Exercise details => Return the data exactly, with all pictures removed.

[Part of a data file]
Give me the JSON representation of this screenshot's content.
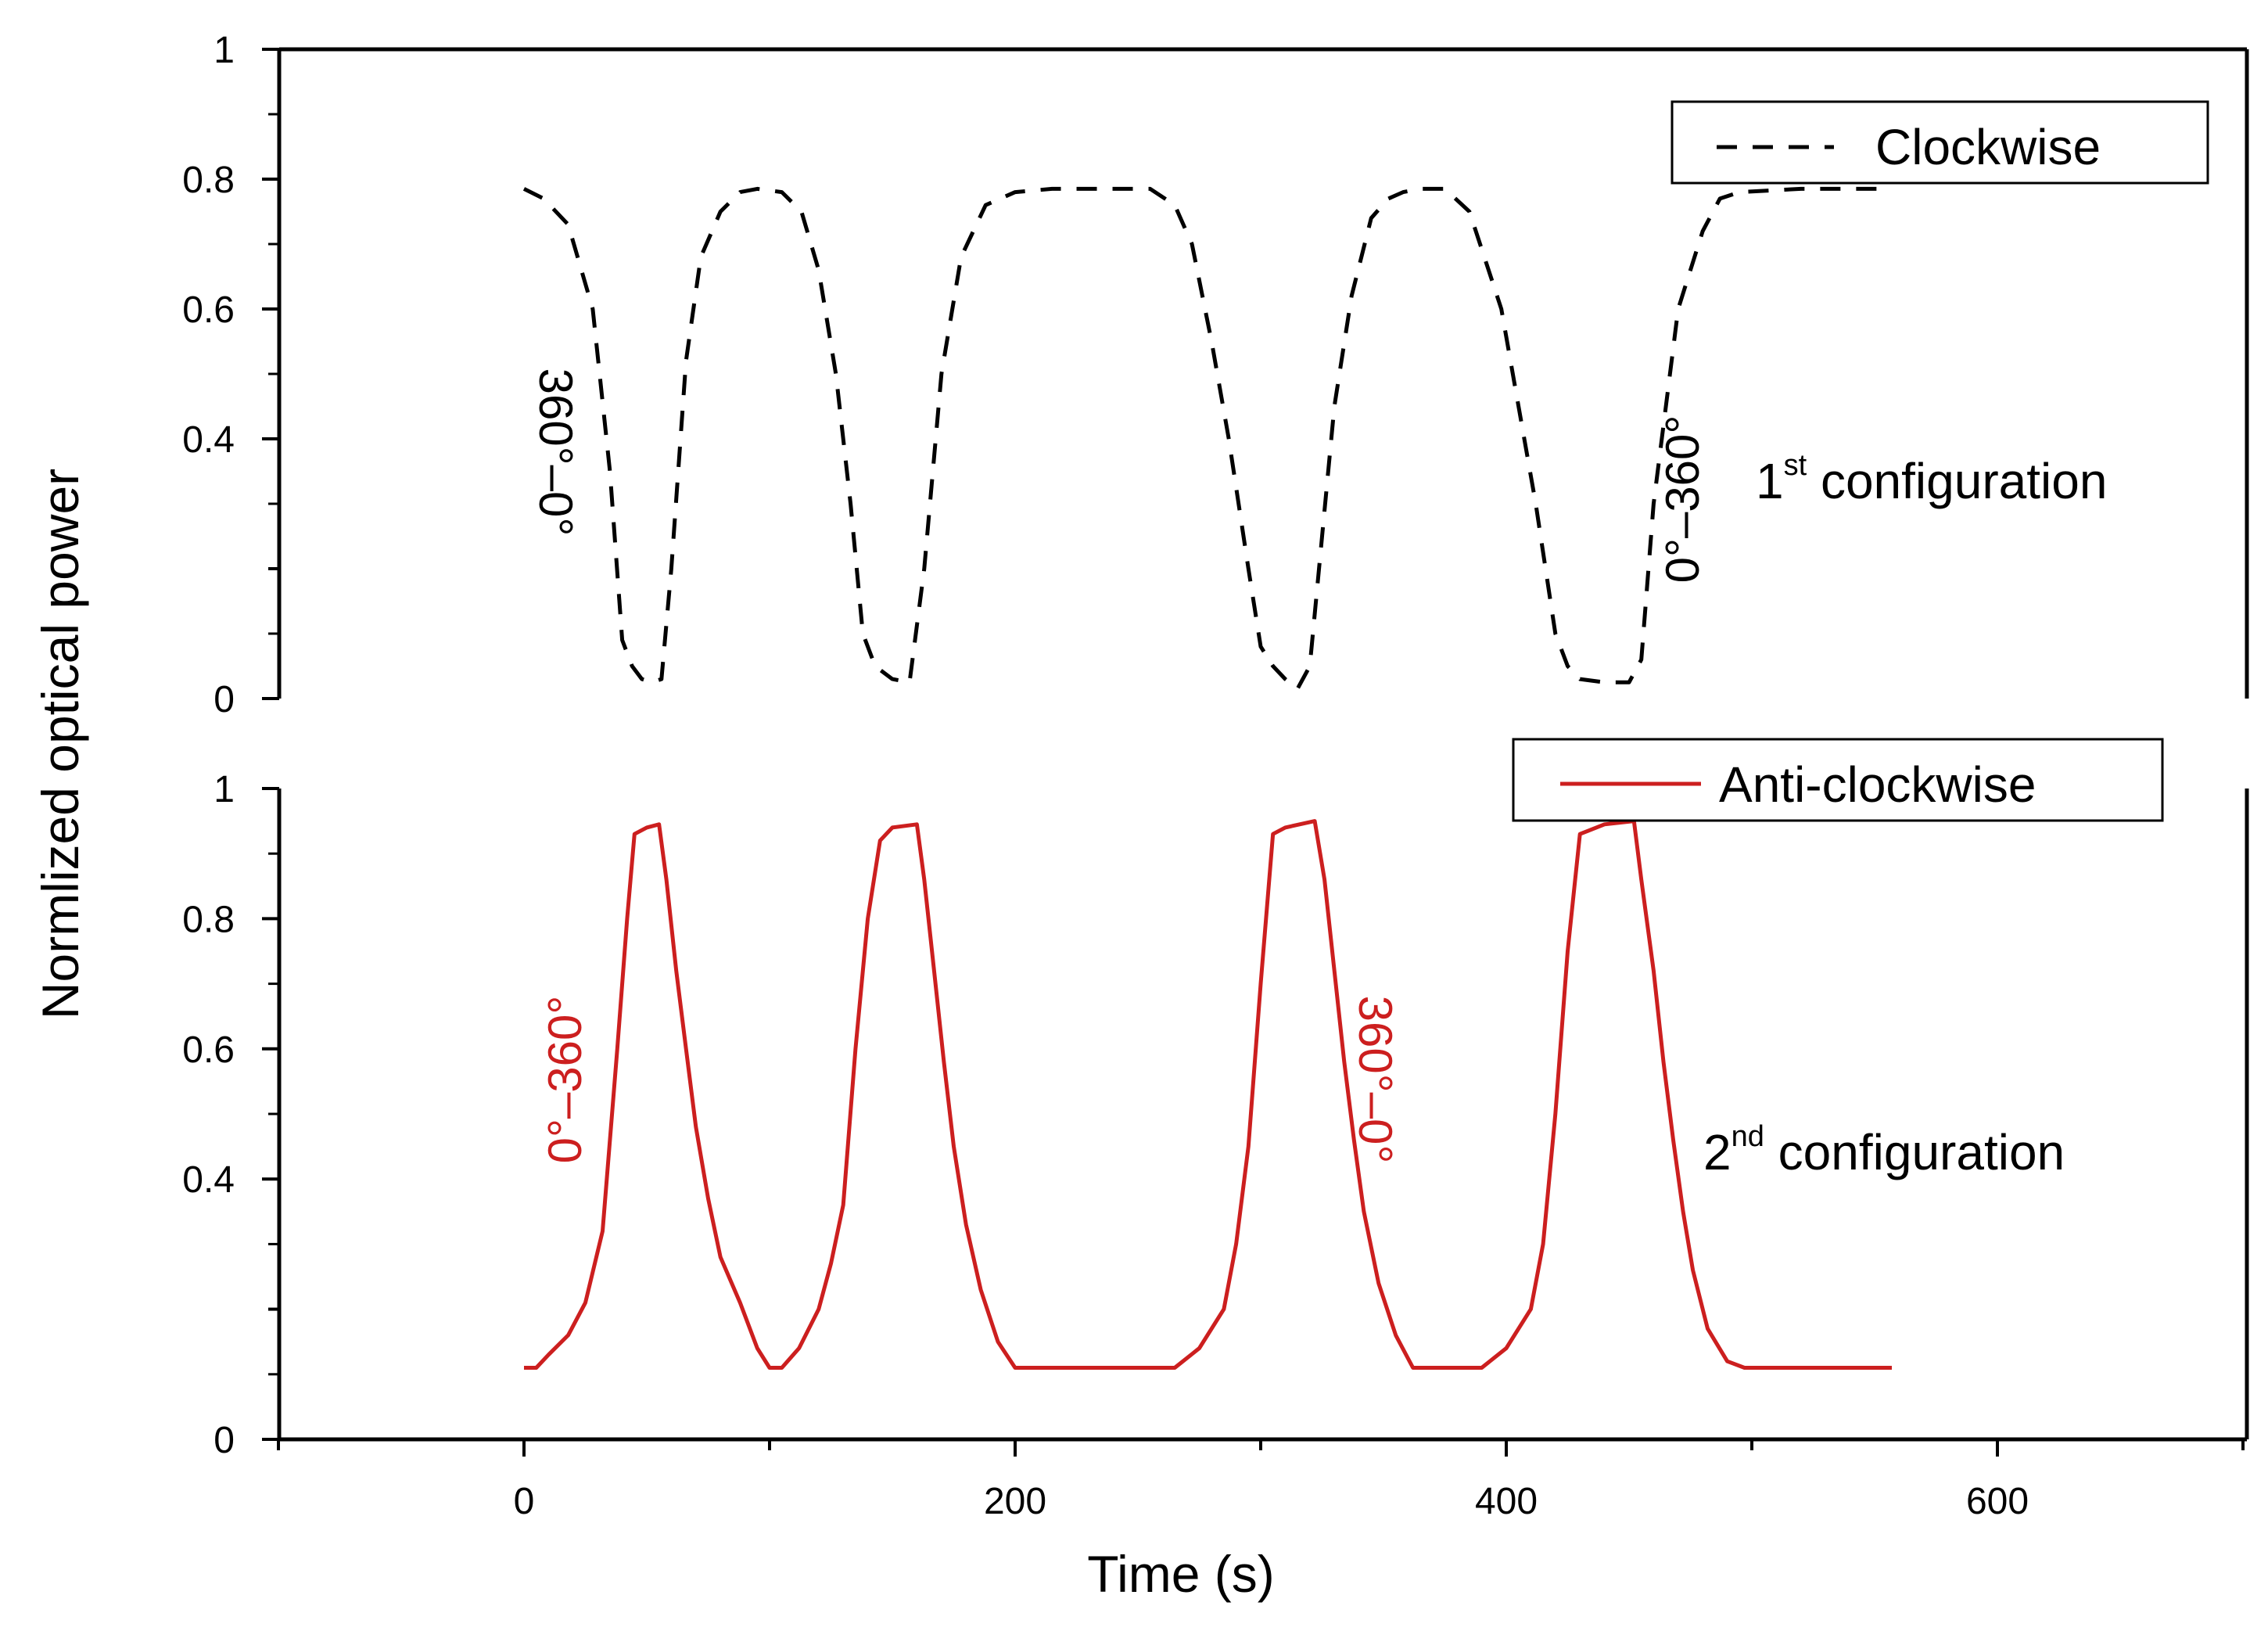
{
  "chart_data": [
    {
      "type": "line",
      "panel": "top",
      "ylabel": "Normlized optical power",
      "ylim": [
        0,
        1
      ],
      "xlim": [
        -100,
        700
      ],
      "yticks": [
        0,
        0.2,
        0.4,
        0.6,
        0.8,
        1
      ],
      "ytick_labels": [
        "0",
        "0.4",
        "0.6",
        "0.8",
        "1"
      ],
      "ytick_label_values": [
        0,
        0.4,
        0.6,
        0.8,
        1
      ],
      "legend": {
        "label": "Clockwise",
        "placement": "top-right"
      },
      "config_label": {
        "main": "1",
        "sup": "st",
        "rest": " configuration"
      },
      "annotations": [
        "360°–0°",
        "0°–360°"
      ],
      "color": "#000000",
      "line_style": "dashed",
      "series": [
        {
          "name": "Clockwise",
          "x": [
            0,
            8,
            18,
            28,
            35,
            40,
            44,
            48,
            52,
            56,
            60,
            66,
            72,
            80,
            88,
            95,
            105,
            113,
            120,
            127,
            133,
            138,
            143,
            150,
            157,
            163,
            170,
            178,
            188,
            200,
            215,
            240,
            255,
            265,
            272,
            280,
            287,
            295,
            300,
            305,
            310,
            315,
            320,
            325,
            330,
            337,
            345,
            352,
            358,
            365,
            375,
            385,
            398,
            405,
            412,
            420,
            425,
            430,
            440,
            450,
            455,
            460,
            470,
            480,
            487,
            495,
            520,
            557
          ],
          "y": [
            0.785,
            0.77,
            0.73,
            0.6,
            0.35,
            0.09,
            0.05,
            0.03,
            0.025,
            0.03,
            0.2,
            0.52,
            0.68,
            0.75,
            0.78,
            0.785,
            0.78,
            0.75,
            0.66,
            0.5,
            0.3,
            0.1,
            0.05,
            0.03,
            0.025,
            0.2,
            0.5,
            0.68,
            0.76,
            0.78,
            0.785,
            0.785,
            0.785,
            0.76,
            0.7,
            0.55,
            0.4,
            0.2,
            0.08,
            0.05,
            0.03,
            0.015,
            0.05,
            0.25,
            0.45,
            0.62,
            0.74,
            0.77,
            0.78,
            0.785,
            0.785,
            0.75,
            0.6,
            0.45,
            0.3,
            0.1,
            0.05,
            0.03,
            0.025,
            0.025,
            0.06,
            0.3,
            0.6,
            0.72,
            0.77,
            0.78,
            0.785,
            0.785
          ]
        }
      ]
    },
    {
      "type": "line",
      "panel": "bottom",
      "xlabel": "Time (s)",
      "ylim": [
        0,
        1
      ],
      "xlim": [
        -100,
        700
      ],
      "xticks": [
        -100,
        0,
        100,
        200,
        300,
        400,
        500,
        600,
        700
      ],
      "xtick_labels": [
        "0",
        "200",
        "400",
        "600"
      ],
      "xtick_label_values": [
        0,
        200,
        400,
        600
      ],
      "yticks": [
        0,
        0.2,
        0.4,
        0.6,
        0.8,
        1
      ],
      "ytick_labels": [
        "0",
        "0.4",
        "0.6",
        "0.8",
        "1"
      ],
      "ytick_label_values": [
        0,
        0.4,
        0.6,
        0.8,
        1
      ],
      "legend": {
        "label": "Anti-clockwise",
        "placement": "top-right"
      },
      "config_label": {
        "main": "2",
        "sup": "nd",
        "rest": " configuration"
      },
      "annotations": [
        "0°–360°",
        "360°–0°"
      ],
      "color": "#cc1f1f",
      "line_style": "solid",
      "series": [
        {
          "name": "Anti-clockwise",
          "x": [
            0,
            5,
            10,
            18,
            25,
            32,
            38,
            42,
            45,
            50,
            55,
            58,
            62,
            66,
            70,
            75,
            80,
            88,
            95,
            100,
            105,
            112,
            120,
            125,
            130,
            135,
            140,
            145,
            150,
            160,
            163,
            167,
            171,
            175,
            180,
            186,
            193,
            200,
            230,
            265,
            275,
            285,
            290,
            295,
            300,
            305,
            310,
            322,
            326,
            330,
            334,
            338,
            342,
            348,
            355,
            362,
            375,
            390,
            400,
            410,
            415,
            420,
            425,
            430,
            440,
            452,
            455,
            460,
            464,
            468,
            472,
            476,
            482,
            490,
            497,
            520,
            557
          ],
          "y": [
            0.11,
            0.11,
            0.13,
            0.16,
            0.21,
            0.32,
            0.6,
            0.8,
            0.93,
            0.94,
            0.945,
            0.86,
            0.72,
            0.6,
            0.48,
            0.37,
            0.28,
            0.21,
            0.14,
            0.11,
            0.11,
            0.14,
            0.2,
            0.27,
            0.36,
            0.6,
            0.8,
            0.92,
            0.94,
            0.945,
            0.86,
            0.72,
            0.58,
            0.45,
            0.33,
            0.23,
            0.15,
            0.11,
            0.11,
            0.11,
            0.14,
            0.2,
            0.3,
            0.45,
            0.7,
            0.93,
            0.94,
            0.95,
            0.86,
            0.72,
            0.58,
            0.46,
            0.35,
            0.24,
            0.16,
            0.11,
            0.11,
            0.11,
            0.14,
            0.2,
            0.3,
            0.5,
            0.75,
            0.93,
            0.945,
            0.95,
            0.86,
            0.72,
            0.58,
            0.46,
            0.35,
            0.26,
            0.17,
            0.12,
            0.11,
            0.11,
            0.11
          ]
        }
      ]
    }
  ]
}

Correct response =>
Give me the JSON representation of this screenshot's content.
{
  "chart_data": [
    {
      "type": "line",
      "panel": "top",
      "ylabel": "Normlized optical power",
      "ylim": [
        0,
        1
      ],
      "xlim": [
        -100,
        700
      ],
      "yticks": [
        0,
        0.2,
        0.4,
        0.6,
        0.8,
        1
      ],
      "ytick_labels": [
        "0",
        "0.4",
        "0.6",
        "0.8",
        "1"
      ],
      "ytick_label_values": [
        0,
        0.4,
        0.6,
        0.8,
        1
      ],
      "legend": {
        "label": "Clockwise",
        "placement": "top-right"
      },
      "config_label": {
        "main": "1",
        "sup": "st",
        "rest": " configuration"
      },
      "annotations": [
        "360°–0°",
        "0°–360°"
      ],
      "color": "#000000",
      "line_style": "dashed",
      "series": [
        {
          "name": "Clockwise",
          "x": [
            0,
            8,
            18,
            28,
            35,
            40,
            44,
            48,
            52,
            56,
            60,
            66,
            72,
            80,
            88,
            95,
            105,
            113,
            120,
            127,
            133,
            138,
            143,
            150,
            157,
            163,
            170,
            178,
            188,
            200,
            215,
            240,
            255,
            265,
            272,
            280,
            287,
            295,
            300,
            305,
            310,
            315,
            320,
            325,
            330,
            337,
            345,
            352,
            358,
            365,
            375,
            385,
            398,
            405,
            412,
            420,
            425,
            430,
            440,
            450,
            455,
            460,
            470,
            480,
            487,
            495,
            520,
            557
          ],
          "y": [
            0.785,
            0.77,
            0.73,
            0.6,
            0.35,
            0.09,
            0.05,
            0.03,
            0.025,
            0.03,
            0.2,
            0.52,
            0.68,
            0.75,
            0.78,
            0.785,
            0.78,
            0.75,
            0.66,
            0.5,
            0.3,
            0.1,
            0.05,
            0.03,
            0.025,
            0.2,
            0.5,
            0.68,
            0.76,
            0.78,
            0.785,
            0.785,
            0.785,
            0.76,
            0.7,
            0.55,
            0.4,
            0.2,
            0.08,
            0.05,
            0.03,
            0.015,
            0.05,
            0.25,
            0.45,
            0.62,
            0.74,
            0.77,
            0.78,
            0.785,
            0.785,
            0.75,
            0.6,
            0.45,
            0.3,
            0.1,
            0.05,
            0.03,
            0.025,
            0.025,
            0.06,
            0.3,
            0.6,
            0.72,
            0.77,
            0.78,
            0.785,
            0.785
          ]
        }
      ]
    },
    {
      "type": "line",
      "panel": "bottom",
      "xlabel": "Time (s)",
      "ylim": [
        0,
        1
      ],
      "xlim": [
        -100,
        700
      ],
      "xticks": [
        -100,
        0,
        100,
        200,
        300,
        400,
        500,
        600,
        700
      ],
      "xtick_labels": [
        "0",
        "200",
        "400",
        "600"
      ],
      "xtick_label_values": [
        0,
        200,
        400,
        600
      ],
      "yticks": [
        0,
        0.2,
        0.4,
        0.6,
        0.8,
        1
      ],
      "ytick_labels": [
        "0",
        "0.4",
        "0.6",
        "0.8",
        "1"
      ],
      "ytick_label_values": [
        0,
        0.4,
        0.6,
        0.8,
        1
      ],
      "legend": {
        "label": "Anti-clockwise",
        "placement": "top-right"
      },
      "config_label": {
        "main": "2",
        "sup": "nd",
        "rest": " configuration"
      },
      "annotations": [
        "0°–360°",
        "360°–0°"
      ],
      "color": "#cc1f1f",
      "line_style": "solid",
      "series": [
        {
          "name": "Anti-clockwise",
          "x": [
            0,
            5,
            10,
            18,
            25,
            32,
            38,
            42,
            45,
            50,
            55,
            58,
            62,
            66,
            70,
            75,
            80,
            88,
            95,
            100,
            105,
            112,
            120,
            125,
            130,
            135,
            140,
            145,
            150,
            160,
            163,
            167,
            171,
            175,
            180,
            186,
            193,
            200,
            230,
            265,
            275,
            285,
            290,
            295,
            300,
            305,
            310,
            322,
            326,
            330,
            334,
            338,
            342,
            348,
            355,
            362,
            375,
            390,
            400,
            410,
            415,
            420,
            425,
            430,
            440,
            452,
            455,
            460,
            464,
            468,
            472,
            476,
            482,
            490,
            497,
            520,
            557
          ],
          "y": [
            0.11,
            0.11,
            0.13,
            0.16,
            0.21,
            0.32,
            0.6,
            0.8,
            0.93,
            0.94,
            0.945,
            0.86,
            0.72,
            0.6,
            0.48,
            0.37,
            0.28,
            0.21,
            0.14,
            0.11,
            0.11,
            0.14,
            0.2,
            0.27,
            0.36,
            0.6,
            0.8,
            0.92,
            0.94,
            0.945,
            0.86,
            0.72,
            0.58,
            0.45,
            0.33,
            0.23,
            0.15,
            0.11,
            0.11,
            0.11,
            0.14,
            0.2,
            0.3,
            0.45,
            0.7,
            0.93,
            0.94,
            0.95,
            0.86,
            0.72,
            0.58,
            0.46,
            0.35,
            0.24,
            0.16,
            0.11,
            0.11,
            0.11,
            0.14,
            0.2,
            0.3,
            0.5,
            0.75,
            0.93,
            0.945,
            0.95,
            0.86,
            0.72,
            0.58,
            0.46,
            0.35,
            0.26,
            0.17,
            0.12,
            0.11,
            0.11,
            0.11
          ]
        }
      ]
    }
  ]
}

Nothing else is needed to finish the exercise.